— begin Material for this task —

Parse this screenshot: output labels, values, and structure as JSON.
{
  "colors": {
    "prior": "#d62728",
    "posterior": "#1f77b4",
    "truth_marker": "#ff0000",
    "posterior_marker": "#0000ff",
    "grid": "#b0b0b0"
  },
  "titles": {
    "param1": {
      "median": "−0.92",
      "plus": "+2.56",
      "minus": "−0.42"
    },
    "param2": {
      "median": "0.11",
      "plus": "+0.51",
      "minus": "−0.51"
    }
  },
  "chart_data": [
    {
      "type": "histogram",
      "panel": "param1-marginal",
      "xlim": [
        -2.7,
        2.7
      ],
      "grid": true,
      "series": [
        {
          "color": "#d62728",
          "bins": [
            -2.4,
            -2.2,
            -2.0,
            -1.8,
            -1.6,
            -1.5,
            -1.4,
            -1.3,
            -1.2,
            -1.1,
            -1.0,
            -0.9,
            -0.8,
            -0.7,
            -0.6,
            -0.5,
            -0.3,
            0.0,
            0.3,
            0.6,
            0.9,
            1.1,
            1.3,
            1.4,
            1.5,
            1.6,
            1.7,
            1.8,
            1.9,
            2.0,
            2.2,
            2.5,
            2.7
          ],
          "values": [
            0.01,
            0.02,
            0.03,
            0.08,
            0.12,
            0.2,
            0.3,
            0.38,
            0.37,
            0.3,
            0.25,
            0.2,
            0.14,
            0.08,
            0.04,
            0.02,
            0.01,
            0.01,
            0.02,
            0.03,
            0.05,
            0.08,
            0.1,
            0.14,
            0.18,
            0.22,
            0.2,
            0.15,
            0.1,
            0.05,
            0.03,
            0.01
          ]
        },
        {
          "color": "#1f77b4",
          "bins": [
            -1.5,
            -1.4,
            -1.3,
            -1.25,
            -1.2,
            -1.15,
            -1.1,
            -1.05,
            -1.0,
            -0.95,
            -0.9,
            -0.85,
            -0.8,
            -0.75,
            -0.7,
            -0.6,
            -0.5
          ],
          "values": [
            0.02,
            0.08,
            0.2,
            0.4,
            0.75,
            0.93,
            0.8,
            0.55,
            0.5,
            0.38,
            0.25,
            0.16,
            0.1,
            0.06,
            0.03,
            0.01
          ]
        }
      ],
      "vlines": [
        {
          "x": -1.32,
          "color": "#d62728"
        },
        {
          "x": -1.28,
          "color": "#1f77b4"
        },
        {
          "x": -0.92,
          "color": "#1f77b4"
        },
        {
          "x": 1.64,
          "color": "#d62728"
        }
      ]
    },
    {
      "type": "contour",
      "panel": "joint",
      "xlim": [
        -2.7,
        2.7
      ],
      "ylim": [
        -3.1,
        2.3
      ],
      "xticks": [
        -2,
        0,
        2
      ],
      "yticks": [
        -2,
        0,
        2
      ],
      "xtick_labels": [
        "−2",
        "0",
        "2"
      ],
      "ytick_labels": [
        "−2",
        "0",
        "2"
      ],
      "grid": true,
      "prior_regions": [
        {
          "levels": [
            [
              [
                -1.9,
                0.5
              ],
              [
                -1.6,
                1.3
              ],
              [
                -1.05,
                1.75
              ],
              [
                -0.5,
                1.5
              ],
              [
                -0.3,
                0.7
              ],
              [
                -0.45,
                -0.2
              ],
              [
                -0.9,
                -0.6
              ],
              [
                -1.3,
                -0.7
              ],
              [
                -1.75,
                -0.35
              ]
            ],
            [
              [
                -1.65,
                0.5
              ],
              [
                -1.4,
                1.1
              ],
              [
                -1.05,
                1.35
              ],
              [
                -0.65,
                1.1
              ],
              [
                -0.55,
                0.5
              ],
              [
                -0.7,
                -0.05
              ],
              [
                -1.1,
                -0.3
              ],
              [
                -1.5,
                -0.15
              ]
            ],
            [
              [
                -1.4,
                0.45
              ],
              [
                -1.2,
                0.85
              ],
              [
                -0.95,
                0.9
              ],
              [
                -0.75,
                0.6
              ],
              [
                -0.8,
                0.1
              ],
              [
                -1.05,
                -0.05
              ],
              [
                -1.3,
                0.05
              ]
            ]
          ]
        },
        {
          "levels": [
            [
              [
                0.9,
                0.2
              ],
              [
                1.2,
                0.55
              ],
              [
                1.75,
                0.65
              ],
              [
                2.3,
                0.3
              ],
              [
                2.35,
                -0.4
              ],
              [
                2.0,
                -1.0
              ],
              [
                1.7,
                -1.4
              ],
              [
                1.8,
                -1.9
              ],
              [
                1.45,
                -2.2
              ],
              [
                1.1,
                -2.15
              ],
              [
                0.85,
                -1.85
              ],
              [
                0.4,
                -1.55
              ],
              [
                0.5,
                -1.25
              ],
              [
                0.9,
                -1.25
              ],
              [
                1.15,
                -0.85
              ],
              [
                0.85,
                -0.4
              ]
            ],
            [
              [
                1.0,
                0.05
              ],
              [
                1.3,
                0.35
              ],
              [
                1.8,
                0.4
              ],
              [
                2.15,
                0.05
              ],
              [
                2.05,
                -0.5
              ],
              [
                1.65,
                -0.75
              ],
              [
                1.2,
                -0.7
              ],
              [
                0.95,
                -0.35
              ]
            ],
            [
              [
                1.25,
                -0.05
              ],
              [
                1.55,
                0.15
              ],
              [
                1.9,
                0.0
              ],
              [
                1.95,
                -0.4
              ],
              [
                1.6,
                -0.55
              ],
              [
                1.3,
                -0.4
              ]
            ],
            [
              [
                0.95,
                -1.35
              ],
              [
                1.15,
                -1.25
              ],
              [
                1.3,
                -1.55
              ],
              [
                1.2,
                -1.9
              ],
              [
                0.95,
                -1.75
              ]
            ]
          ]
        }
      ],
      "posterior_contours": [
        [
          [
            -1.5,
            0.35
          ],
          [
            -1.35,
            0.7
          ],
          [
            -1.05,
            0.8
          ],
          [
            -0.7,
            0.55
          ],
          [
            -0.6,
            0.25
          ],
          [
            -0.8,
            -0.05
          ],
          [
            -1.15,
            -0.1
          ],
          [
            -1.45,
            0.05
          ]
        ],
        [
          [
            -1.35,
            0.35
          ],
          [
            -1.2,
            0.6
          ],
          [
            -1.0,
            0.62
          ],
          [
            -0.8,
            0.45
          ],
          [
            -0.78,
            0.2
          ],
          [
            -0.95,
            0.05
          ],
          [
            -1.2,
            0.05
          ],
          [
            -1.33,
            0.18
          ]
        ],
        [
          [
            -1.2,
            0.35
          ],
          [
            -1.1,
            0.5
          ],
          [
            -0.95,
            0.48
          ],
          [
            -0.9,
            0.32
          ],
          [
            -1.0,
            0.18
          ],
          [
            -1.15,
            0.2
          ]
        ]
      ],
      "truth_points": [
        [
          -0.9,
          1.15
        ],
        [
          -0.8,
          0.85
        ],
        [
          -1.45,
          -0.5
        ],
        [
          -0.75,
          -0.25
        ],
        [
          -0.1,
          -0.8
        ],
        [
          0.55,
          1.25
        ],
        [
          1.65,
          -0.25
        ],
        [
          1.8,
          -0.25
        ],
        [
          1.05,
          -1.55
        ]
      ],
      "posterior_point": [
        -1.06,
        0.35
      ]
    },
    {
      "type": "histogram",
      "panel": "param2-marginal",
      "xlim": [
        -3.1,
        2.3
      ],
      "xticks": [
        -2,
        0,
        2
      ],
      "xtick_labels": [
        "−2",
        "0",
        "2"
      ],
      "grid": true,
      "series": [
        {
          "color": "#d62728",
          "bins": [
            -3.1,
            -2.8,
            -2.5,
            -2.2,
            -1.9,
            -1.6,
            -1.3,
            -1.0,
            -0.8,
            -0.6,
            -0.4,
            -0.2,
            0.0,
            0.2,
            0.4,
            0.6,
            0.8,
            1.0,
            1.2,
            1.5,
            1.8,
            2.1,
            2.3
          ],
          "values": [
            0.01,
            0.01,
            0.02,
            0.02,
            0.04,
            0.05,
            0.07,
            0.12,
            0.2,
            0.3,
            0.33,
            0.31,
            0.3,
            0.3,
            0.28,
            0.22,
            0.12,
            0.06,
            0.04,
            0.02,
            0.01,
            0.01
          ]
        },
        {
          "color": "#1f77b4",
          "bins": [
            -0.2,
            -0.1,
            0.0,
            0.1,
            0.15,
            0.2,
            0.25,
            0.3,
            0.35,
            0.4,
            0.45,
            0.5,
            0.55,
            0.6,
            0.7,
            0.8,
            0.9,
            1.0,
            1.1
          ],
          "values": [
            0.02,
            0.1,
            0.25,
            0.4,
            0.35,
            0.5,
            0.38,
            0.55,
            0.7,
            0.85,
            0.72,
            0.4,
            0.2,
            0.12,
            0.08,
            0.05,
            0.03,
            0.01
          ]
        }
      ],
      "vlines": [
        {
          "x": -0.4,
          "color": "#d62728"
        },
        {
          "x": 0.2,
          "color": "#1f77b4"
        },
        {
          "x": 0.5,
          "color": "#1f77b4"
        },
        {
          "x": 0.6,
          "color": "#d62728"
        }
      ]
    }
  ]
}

— end Material for this task —

• To be done: From the material above, count the lines that include "panel" and give only the total.

• Expected answer: 3